=== EXERCISE DETAILS ===
Filter the records for lines holding the string "Free".

--------------------------------

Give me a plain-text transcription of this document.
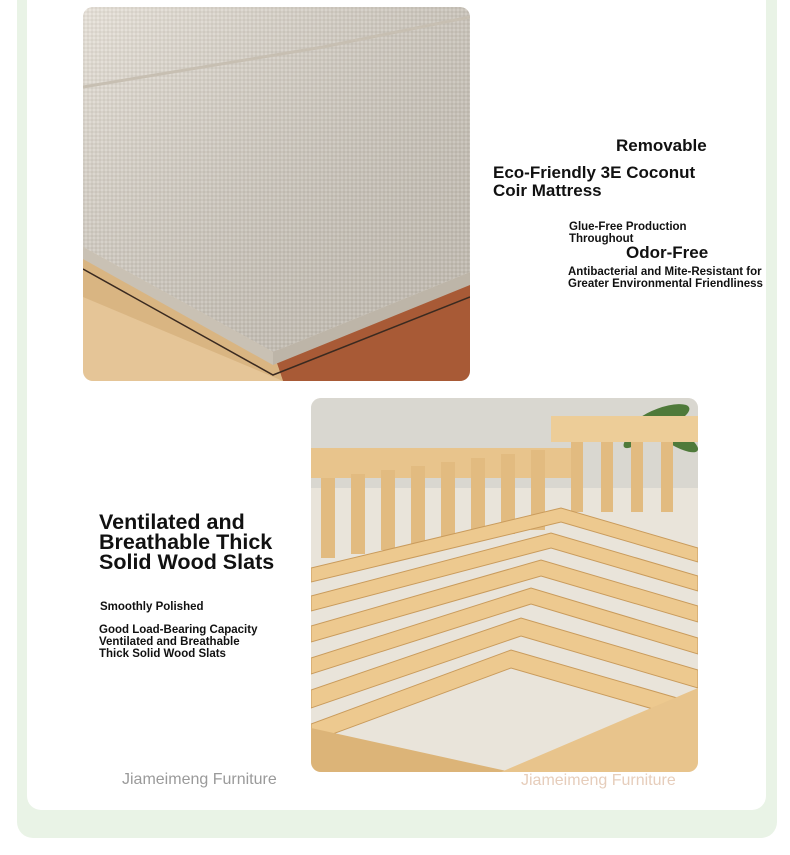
Removable

Eco-Friendly 3E Coconut Coir Mattress

Glue-Free Production Throughout

Odor-Free

Antibacterial and Mite-Resistant for Greater Environmental Friendliness

Ventilated and Breathable Thick Solid Wood Slats

Smoothly Polished

Good Load-Bearing Capacity

Ventilated and Breathable Thick Solid Wood Slats

Jiameimeng Furniture	Jiameimeng Furniture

--------------------------------

=== EXERCISE RESULT ===
Glue-Free Production Throughout
Odor-Free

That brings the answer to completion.